**Do this:**
Read the data and repeat all of it exactly.

* BEGIN Records to process *

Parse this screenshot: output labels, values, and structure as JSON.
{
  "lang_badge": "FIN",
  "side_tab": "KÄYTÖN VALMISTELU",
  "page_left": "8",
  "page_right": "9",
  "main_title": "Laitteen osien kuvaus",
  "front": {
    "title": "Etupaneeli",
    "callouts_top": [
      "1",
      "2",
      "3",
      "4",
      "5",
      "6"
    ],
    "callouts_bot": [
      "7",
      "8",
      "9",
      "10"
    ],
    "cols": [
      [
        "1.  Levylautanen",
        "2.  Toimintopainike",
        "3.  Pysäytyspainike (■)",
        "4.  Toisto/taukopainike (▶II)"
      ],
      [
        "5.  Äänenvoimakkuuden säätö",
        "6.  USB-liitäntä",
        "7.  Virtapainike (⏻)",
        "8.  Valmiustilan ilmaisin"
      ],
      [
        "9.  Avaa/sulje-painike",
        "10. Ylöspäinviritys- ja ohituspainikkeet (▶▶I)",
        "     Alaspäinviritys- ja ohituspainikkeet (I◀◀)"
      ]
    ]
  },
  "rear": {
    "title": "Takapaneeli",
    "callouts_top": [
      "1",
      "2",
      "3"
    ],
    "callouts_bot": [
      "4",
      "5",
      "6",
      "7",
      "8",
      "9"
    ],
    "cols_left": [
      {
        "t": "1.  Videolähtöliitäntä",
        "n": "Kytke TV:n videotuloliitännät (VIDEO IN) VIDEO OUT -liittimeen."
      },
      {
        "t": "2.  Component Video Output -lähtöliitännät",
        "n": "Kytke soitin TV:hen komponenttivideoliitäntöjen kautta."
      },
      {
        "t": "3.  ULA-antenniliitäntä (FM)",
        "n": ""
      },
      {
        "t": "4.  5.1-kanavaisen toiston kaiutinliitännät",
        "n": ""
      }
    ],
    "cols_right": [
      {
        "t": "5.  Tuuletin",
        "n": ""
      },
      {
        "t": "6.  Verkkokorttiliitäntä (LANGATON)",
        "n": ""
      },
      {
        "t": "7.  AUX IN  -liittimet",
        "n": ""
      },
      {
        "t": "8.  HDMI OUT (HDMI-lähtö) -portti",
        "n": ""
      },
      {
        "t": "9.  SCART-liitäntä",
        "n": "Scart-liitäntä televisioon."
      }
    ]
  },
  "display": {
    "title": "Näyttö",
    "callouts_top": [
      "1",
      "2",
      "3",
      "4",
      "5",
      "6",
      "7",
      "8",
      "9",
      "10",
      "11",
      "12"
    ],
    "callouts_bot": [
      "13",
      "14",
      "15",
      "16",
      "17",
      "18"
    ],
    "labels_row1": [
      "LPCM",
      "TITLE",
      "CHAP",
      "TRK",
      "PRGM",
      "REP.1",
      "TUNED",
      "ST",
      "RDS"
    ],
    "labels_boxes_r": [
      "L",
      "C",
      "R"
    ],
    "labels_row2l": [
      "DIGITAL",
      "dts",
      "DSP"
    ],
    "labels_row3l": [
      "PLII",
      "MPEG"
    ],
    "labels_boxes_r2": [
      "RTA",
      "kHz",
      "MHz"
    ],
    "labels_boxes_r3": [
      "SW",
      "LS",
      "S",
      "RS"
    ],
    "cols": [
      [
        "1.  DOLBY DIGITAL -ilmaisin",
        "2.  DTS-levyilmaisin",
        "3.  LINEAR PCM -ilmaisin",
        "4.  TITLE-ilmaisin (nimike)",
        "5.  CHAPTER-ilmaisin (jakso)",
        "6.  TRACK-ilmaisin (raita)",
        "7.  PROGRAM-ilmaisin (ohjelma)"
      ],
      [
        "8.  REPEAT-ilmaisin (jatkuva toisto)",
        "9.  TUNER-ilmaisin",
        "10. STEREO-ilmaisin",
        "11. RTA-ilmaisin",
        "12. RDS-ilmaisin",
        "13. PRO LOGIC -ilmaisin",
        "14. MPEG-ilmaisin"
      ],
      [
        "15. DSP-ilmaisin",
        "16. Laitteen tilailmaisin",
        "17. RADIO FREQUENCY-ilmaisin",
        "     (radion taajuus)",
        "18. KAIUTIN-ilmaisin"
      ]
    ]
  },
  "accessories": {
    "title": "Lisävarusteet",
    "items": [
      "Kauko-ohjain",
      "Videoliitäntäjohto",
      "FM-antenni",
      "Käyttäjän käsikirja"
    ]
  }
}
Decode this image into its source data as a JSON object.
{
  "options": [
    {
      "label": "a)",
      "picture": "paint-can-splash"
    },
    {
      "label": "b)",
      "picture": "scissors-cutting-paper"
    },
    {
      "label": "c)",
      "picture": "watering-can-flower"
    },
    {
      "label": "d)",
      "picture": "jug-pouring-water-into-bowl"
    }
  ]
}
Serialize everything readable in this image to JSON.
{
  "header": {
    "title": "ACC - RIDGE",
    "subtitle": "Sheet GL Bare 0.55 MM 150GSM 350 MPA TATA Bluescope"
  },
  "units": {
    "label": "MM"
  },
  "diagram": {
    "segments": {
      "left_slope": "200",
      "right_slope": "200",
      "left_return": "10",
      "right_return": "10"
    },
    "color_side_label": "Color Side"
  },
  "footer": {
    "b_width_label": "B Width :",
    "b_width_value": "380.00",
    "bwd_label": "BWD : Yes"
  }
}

* END Records to process *

**Response:**
Parse this screenshot: output labels, values, and structure as JSON.
{
  "lang_badge": "FIN",
  "side_tab": "KÄYTÖN VALMISTELU",
  "page_left": "8",
  "page_right": "9",
  "main_title": "Laitteen osien kuvaus",
  "front": {
    "title": "Etupaneeli",
    "callouts_top": [
      "1",
      "2",
      "3",
      "4",
      "5",
      "6"
    ],
    "callouts_bot": [
      "7",
      "8",
      "9",
      "10"
    ],
    "cols": [
      [
        "1.  Levylautanen",
        "2.  Toimintopainike",
        "3.  Pysäytyspainike (■)",
        "4.  Toisto/taukopainike (▶II)"
      ],
      [
        "5.  Äänenvoimakkuuden säätö",
        "6.  USB-liitäntä",
        "7.  Virtapainike (⏻)",
        "8.  Valmiustilan ilmaisin"
      ],
      [
        "9.  Avaa/sulje-painike",
        "10. Ylöspäinviritys- ja ohituspainikkeet (▶▶I)",
        "     Alaspäinviritys- ja ohituspainikkeet (I◀◀)"
      ]
    ]
  },
  "rear": {
    "title": "Takapaneeli",
    "callouts_top": [
      "1",
      "2",
      "3"
    ],
    "callouts_bot": [
      "4",
      "5",
      "6",
      "7",
      "8",
      "9"
    ],
    "cols_left": [
      {
        "t": "1.  Videolähtöliitäntä",
        "n": "Kytke TV:n videotuloliitännät (VIDEO IN) VIDEO OUT -liittimeen."
      },
      {
        "t": "2.  Component Video Output -lähtöliitännät",
        "n": "Kytke soitin TV:hen komponenttivideoliitäntöjen kautta."
      },
      {
        "t": "3.  ULA-antenniliitäntä (FM)",
        "n": ""
      },
      {
        "t": "4.  5.1-kanavaisen toiston kaiutinliitännät",
        "n": ""
      }
    ],
    "cols_right": [
      {
        "t": "5.  Tuuletin",
        "n": ""
      },
      {
        "t": "6.  Verkkokorttiliitäntä (LANGATON)",
        "n": ""
      },
      {
        "t": "7.  AUX IN  -liittimet",
        "n": ""
      },
      {
        "t": "8.  HDMI OUT (HDMI-lähtö) -portti",
        "n": ""
      },
      {
        "t": "9.  SCART-liitäntä",
        "n": "Scart-liitäntä televisioon."
      }
    ]
  },
  "display": {
    "title": "Näyttö",
    "callouts_top": [
      "1",
      "2",
      "3",
      "4",
      "5",
      "6",
      "7",
      "8",
      "9",
      "10",
      "11",
      "12"
    ],
    "callouts_bot": [
      "13",
      "14",
      "15",
      "16",
      "17",
      "18"
    ],
    "labels_row1": [
      "LPCM",
      "TITLE",
      "CHAP",
      "TRK",
      "PRGM",
      "REP.1",
      "TUNED",
      "ST",
      "RDS"
    ],
    "labels_boxes_r": [
      "L",
      "C",
      "R"
    ],
    "labels_row2l": [
      "DIGITAL",
      "dts",
      "DSP"
    ],
    "labels_row3l": [
      "PLII",
      "MPEG"
    ],
    "labels_boxes_r2": [
      "RTA",
      "kHz",
      "MHz"
    ],
    "labels_boxes_r3": [
      "SW",
      "LS",
      "S",
      "RS"
    ],
    "cols": [
      [
        "1.  DOLBY DIGITAL -ilmaisin",
        "2.  DTS-levyilmaisin",
        "3.  LINEAR PCM -ilmaisin",
        "4.  TITLE-ilmaisin (nimike)",
        "5.  CHAPTER-ilmaisin (jakso)",
        "6.  TRACK-ilmaisin (raita)",
        "7.  PROGRAM-ilmaisin (ohjelma)"
      ],
      [
        "8.  REPEAT-ilmaisin (jatkuva toisto)",
        "9.  TUNER-ilmaisin",
        "10. STEREO-ilmaisin",
        "11. RTA-ilmaisin",
        "12. RDS-ilmaisin",
        "13. PRO LOGIC -ilmaisin",
        "14. MPEG-ilmaisin"
      ],
      [
        "15. DSP-ilmaisin",
        "16. Laitteen tilailmaisin",
        "17. RADIO FREQUENCY-ilmaisin",
        "     (radion taajuus)",
        "18. KAIUTIN-ilmaisin"
      ]
    ]
  },
  "accessories": {
    "title": "Lisävarusteet",
    "items": [
      "Kauko-ohjain",
      "Videoliitäntäjohto",
      "FM-antenni",
      "Käyttäjän käsikirja"
    ]
  }
}
Decode this image into its source data as a JSON object.
{
  "options": [
    {
      "label": "a)",
      "picture": "paint-can-splash"
    },
    {
      "label": "b)",
      "picture": "scissors-cutting-paper"
    },
    {
      "label": "c)",
      "picture": "watering-can-flower"
    },
    {
      "label": "d)",
      "picture": "jug-pouring-water-into-bowl"
    }
  ]
}
Serialize everything readable in this image to JSON.
{
  "header": {
    "title": "ACC - RIDGE",
    "subtitle": "Sheet GL Bare 0.55 MM 150GSM 350 MPA TATA Bluescope"
  },
  "units": {
    "label": "MM"
  },
  "diagram": {
    "segments": {
      "left_slope": "200",
      "right_slope": "200",
      "left_return": "10",
      "right_return": "10"
    },
    "color_side_label": "Color Side"
  },
  "footer": {
    "b_width_label": "B Width :",
    "b_width_value": "380.00",
    "bwd_label": "BWD : Yes"
  }
}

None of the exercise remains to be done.